Aim of the exercise >>
Leave out every picture, then transcribe the rest of the listing exactly.

---------- Dataset

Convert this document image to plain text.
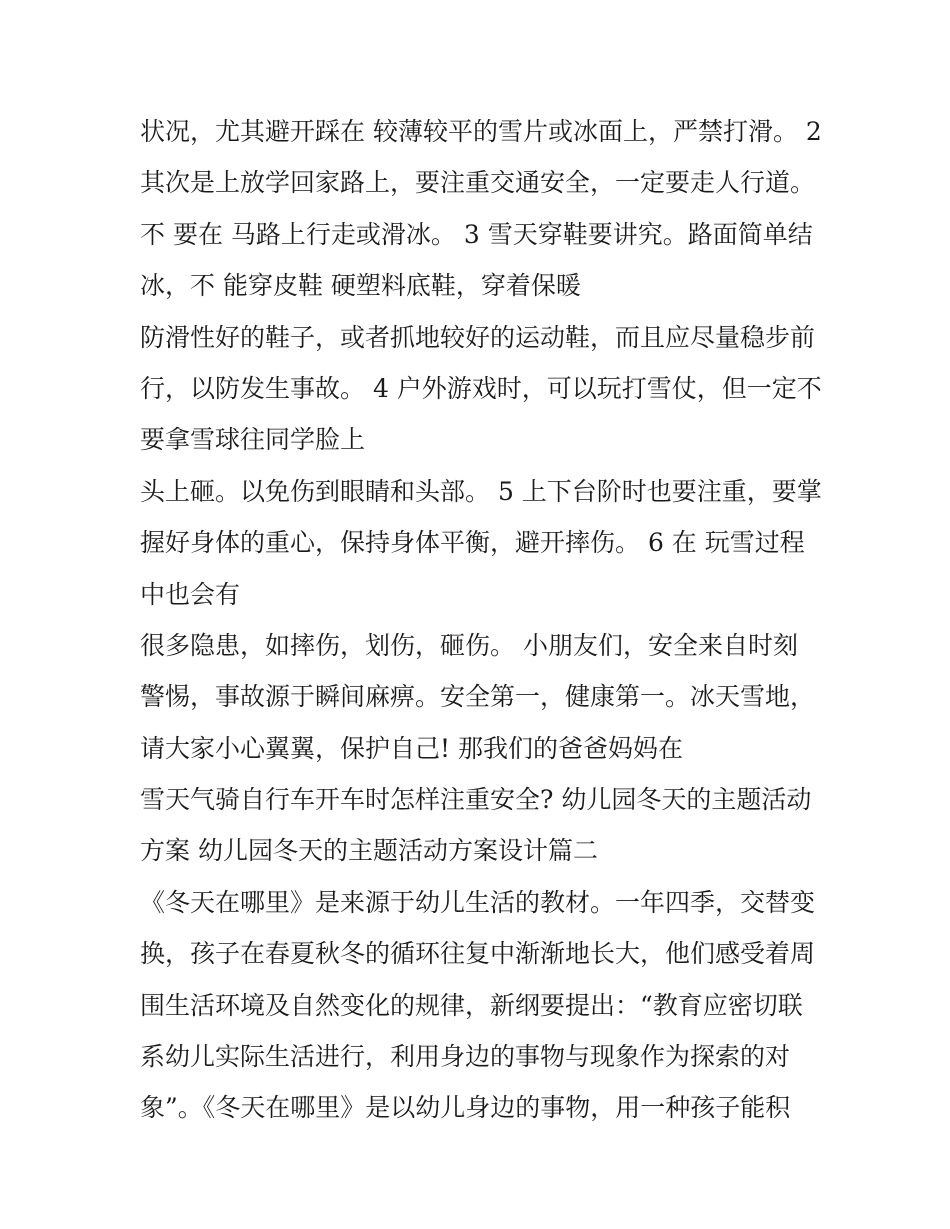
状况，尤其避开踩在 较薄较平的雪片或冰面上，严禁打滑。 2
其次是上放学回家路上，要注重交通安全，一定要走人行道。
不 要在 马路上行走或滑冰。 3 雪天穿鞋要讲究。路面简单结
冰，不 能穿皮鞋 硬塑料底鞋，穿着保暖
防滑性好的鞋子，或者抓地较好的运动鞋，而且应尽量稳步前
行，以防发生事故。 4 户外游戏时，可以玩打雪仗，但一定不
要拿雪球往同学脸上
头上砸。以免伤到眼睛和头部。 5 上下台阶时也要注重，要掌
握好身体的重心，保持身体平衡，避开摔伤。 6 在 玩雪过程
中也会有
很多隐患，如摔伤，划伤，砸伤。 小朋友们，安全来自时刻
警惕，事故源于瞬间麻痹。安全第一，健康第一。冰天雪地，
请大家小心翼翼，保护自己! 那我们的爸爸妈妈在
雪天气骑自行车开车时怎样注重安全? 幼儿园冬天的主题活动
方案 幼儿园冬天的主题活动方案设计篇二
《冬天在哪里》是来源于幼儿生活的教材。一年四季，交替变
换，孩子在春夏秋冬的循环往复中渐渐地长大，他们感受着周
围生活环境及自然变化的规律，新纲要提出：“教育应密切联
系幼儿实际生活进行，利用身边的事物与现象作为探索的对
象”。《冬天在哪里》是以幼儿身边的事物，用一种孩子能积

--------------------

Exercise response >>
Convert this document image to plain text.
状况，尤其避开踩在 较薄较平的雪片或冰面上，严禁打滑。 2
其次是上放学回家路上，要注重交通安全，一定要走人行道。
不 要在 马路上行走或滑冰。 3 雪天穿鞋要讲究。路面简单结
冰，不 能穿皮鞋 硬塑料底鞋，穿着保暖
防滑性好的鞋子，或者抓地较好的运动鞋，而且应尽量稳步前
行，以防发生事故。 4 户外游戏时，可以玩打雪仗，但一定不
要拿雪球往同学脸上
头上砸。以免伤到眼睛和头部。 5 上下台阶时也要注重，要掌
握好身体的重心，保持身体平衡，避开摔伤。 6 在 玩雪过程
中也会有
很多隐患，如摔伤，划伤，砸伤。 小朋友们，安全来自时刻
警惕，事故源于瞬间麻痹。安全第一，健康第一。冰天雪地，
请大家小心翼翼，保护自己! 那我们的爸爸妈妈在
雪天气骑自行车开车时怎样注重安全? 幼儿园冬天的主题活动
方案 幼儿园冬天的主题活动方案设计篇二
《冬天在哪里》是来源于幼儿生活的教材。一年四季，交替变
换，孩子在春夏秋冬的循环往复中渐渐地长大，他们感受着周
围生活环境及自然变化的规律，新纲要提出：“教育应密切联
系幼儿实际生活进行，利用身边的事物与现象作为探索的对
象”。《冬天在哪里》是以幼儿身边的事物，用一种孩子能积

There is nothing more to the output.